** begin **

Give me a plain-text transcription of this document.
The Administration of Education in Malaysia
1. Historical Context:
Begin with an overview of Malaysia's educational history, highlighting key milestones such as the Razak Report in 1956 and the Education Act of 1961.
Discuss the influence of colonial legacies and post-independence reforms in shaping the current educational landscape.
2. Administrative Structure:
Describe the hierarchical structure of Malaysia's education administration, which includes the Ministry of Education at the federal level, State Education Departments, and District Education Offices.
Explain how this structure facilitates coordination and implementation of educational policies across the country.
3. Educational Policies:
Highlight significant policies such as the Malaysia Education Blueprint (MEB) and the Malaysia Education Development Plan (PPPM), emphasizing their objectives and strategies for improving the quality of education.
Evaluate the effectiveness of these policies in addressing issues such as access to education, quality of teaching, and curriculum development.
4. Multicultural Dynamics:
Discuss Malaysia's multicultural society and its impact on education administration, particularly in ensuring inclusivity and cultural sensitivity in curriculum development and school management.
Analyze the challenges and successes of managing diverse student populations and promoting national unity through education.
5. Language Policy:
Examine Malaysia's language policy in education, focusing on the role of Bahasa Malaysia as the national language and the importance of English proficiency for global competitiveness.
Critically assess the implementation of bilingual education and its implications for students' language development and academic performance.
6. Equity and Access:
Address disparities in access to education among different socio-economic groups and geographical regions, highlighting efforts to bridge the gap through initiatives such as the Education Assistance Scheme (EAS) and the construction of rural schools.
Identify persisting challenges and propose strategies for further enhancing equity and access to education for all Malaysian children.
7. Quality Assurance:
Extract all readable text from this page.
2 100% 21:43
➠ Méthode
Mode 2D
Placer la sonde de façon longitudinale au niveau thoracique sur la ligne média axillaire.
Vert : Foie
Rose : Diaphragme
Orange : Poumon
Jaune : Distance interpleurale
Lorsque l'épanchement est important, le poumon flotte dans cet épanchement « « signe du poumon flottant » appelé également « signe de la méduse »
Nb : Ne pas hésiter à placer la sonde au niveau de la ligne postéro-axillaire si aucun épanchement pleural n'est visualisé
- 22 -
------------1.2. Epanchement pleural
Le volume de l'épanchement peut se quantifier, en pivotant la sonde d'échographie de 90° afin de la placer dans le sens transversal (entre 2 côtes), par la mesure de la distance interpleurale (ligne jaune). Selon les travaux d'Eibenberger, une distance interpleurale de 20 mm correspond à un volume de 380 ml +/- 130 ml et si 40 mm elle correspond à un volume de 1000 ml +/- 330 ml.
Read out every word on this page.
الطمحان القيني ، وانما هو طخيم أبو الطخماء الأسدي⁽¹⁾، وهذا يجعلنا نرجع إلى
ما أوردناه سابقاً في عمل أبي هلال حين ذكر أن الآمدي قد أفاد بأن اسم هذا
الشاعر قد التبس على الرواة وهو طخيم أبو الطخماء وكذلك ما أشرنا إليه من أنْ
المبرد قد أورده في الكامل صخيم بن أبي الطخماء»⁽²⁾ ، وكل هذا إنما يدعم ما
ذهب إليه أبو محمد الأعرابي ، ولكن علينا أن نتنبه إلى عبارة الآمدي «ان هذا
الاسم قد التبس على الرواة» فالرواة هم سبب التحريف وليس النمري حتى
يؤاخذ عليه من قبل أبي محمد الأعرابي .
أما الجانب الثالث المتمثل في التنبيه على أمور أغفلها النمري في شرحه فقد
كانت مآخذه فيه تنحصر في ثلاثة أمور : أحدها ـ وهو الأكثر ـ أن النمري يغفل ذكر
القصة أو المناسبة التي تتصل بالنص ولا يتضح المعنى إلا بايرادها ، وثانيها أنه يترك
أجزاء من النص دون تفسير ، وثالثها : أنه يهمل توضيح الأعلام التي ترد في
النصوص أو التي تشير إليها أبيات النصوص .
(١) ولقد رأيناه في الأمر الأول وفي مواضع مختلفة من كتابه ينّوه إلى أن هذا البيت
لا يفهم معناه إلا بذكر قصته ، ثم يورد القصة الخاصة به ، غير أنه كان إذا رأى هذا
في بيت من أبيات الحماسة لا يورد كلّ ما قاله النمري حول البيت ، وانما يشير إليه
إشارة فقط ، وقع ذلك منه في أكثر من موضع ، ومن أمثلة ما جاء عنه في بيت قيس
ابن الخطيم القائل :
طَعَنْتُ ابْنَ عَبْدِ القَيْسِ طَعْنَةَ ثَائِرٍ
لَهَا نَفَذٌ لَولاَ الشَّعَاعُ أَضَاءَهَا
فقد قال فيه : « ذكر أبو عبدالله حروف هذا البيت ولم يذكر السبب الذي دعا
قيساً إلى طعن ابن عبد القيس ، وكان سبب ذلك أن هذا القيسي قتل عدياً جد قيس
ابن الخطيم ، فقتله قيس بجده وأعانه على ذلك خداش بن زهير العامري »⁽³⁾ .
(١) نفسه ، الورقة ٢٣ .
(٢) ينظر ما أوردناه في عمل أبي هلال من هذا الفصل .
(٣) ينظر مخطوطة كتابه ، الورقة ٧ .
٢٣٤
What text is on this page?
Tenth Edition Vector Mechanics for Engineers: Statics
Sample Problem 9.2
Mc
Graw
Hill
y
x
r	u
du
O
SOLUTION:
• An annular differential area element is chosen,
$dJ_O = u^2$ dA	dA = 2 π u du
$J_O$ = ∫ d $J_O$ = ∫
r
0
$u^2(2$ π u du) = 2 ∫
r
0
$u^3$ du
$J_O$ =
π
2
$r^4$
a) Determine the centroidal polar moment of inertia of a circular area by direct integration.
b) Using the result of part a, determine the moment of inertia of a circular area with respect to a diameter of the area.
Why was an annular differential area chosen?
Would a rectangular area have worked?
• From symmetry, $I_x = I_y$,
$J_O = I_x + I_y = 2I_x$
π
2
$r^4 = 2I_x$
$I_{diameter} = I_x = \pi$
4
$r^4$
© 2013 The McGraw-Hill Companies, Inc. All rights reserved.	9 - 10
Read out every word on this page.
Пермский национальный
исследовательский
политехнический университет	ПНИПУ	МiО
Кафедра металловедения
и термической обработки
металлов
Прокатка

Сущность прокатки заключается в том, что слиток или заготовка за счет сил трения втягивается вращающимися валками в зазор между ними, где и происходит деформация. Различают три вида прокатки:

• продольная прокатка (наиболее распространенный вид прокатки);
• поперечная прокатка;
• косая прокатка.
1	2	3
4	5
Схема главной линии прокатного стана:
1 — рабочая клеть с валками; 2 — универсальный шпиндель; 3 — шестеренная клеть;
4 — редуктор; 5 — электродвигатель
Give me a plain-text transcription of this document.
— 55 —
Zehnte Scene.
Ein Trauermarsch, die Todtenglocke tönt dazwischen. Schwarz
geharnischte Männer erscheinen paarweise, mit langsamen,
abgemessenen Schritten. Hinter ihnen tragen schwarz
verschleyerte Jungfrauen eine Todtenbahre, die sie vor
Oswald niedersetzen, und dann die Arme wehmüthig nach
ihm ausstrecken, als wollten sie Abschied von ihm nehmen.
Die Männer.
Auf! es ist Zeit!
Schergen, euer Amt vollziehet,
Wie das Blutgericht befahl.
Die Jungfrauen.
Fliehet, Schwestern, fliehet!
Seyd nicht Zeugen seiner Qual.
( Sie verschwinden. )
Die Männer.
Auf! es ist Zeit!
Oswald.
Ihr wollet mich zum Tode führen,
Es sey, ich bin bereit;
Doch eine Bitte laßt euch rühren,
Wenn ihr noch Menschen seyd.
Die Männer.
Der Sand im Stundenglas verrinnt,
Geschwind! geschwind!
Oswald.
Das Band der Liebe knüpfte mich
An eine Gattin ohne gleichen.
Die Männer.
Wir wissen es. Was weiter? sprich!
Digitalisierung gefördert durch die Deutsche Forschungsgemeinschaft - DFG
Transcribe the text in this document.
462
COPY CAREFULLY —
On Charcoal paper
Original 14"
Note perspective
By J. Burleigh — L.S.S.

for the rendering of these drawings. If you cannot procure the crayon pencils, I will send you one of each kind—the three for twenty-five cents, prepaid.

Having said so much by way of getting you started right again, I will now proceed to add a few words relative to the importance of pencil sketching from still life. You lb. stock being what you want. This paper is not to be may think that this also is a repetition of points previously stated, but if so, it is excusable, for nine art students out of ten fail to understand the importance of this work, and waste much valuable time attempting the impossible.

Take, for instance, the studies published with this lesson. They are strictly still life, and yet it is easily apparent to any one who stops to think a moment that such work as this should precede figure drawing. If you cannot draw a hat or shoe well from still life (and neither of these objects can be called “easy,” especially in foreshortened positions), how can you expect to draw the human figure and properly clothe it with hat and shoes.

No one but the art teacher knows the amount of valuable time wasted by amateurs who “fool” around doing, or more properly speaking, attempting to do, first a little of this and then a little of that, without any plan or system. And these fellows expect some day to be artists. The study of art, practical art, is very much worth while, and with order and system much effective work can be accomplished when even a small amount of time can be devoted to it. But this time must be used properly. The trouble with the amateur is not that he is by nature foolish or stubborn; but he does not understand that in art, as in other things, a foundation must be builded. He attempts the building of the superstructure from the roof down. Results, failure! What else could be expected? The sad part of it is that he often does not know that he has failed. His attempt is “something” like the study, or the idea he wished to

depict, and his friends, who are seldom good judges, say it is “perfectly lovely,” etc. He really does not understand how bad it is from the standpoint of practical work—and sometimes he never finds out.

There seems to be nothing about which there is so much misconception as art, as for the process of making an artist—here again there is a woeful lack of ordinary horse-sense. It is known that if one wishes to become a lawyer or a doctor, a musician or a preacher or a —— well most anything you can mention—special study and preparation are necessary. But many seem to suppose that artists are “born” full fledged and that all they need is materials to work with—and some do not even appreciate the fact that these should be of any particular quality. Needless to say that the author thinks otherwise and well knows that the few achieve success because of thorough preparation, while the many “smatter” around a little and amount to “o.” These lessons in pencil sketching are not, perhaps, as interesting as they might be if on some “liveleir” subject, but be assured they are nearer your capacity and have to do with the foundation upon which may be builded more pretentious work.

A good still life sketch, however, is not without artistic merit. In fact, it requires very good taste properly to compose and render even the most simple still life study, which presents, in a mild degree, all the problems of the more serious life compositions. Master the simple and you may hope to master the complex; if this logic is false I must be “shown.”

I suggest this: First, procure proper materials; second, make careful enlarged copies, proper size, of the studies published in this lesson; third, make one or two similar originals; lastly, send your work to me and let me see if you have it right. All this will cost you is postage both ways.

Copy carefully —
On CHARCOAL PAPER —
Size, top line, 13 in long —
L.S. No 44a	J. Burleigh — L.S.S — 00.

** end **

Filter the entries and copy out every line with the word "good".

Written response »
depict, and his friends, who are seldom good judges, say it is “perfectly lovely,” etc. He really does not understand how bad it is from the standpoint of practical work—and sometimes he never finds out.
A good still life sketch, however, is not without artistic merit. In fact, it requires very good taste properly to compose and render even the most simple still life study, which presents, in a mild degree, all the problems of the more serious life compositions. Master the simple and you may hope to master the complex; if this logic is false I must be “shown.”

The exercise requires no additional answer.